What is asked
From the listing below, pick out and copy each line that contains the word "order", treating uppercase and lowercase as different.

## START Record excerpts

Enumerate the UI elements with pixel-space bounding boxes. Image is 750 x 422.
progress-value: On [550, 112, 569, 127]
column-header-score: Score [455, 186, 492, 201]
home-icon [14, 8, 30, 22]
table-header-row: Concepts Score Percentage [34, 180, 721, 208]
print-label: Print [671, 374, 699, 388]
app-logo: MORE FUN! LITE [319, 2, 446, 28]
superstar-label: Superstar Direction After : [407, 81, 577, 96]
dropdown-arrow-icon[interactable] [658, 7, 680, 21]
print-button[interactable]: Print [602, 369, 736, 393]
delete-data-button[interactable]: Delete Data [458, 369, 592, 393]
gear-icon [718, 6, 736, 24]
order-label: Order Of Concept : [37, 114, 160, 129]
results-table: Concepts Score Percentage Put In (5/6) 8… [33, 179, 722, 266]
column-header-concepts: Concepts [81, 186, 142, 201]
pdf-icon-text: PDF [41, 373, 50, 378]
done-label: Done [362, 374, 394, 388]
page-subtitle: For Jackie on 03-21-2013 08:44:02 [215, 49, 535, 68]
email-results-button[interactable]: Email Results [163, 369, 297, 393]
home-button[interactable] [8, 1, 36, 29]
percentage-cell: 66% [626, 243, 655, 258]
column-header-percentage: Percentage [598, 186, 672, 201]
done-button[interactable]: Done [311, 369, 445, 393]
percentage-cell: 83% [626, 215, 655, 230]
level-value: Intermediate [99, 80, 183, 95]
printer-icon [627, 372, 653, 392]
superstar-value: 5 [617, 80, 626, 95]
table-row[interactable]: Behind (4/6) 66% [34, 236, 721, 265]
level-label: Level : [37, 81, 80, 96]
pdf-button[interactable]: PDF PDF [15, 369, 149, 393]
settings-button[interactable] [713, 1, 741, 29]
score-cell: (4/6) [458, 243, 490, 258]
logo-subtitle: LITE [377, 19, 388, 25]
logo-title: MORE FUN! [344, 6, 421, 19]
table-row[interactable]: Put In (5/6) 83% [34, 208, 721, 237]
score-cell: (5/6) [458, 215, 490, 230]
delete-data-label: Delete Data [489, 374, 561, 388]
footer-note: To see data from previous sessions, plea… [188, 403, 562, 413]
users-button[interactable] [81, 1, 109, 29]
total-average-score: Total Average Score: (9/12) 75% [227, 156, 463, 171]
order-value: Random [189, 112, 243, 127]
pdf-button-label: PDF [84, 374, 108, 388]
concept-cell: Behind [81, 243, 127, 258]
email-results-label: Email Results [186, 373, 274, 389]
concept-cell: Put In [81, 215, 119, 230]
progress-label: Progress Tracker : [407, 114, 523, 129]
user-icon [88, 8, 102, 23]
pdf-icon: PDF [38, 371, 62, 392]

## END Record excerpts

Written response
order-label: Order Of Concept : [37, 114, 160, 129]
order-value: Random [189, 112, 243, 127]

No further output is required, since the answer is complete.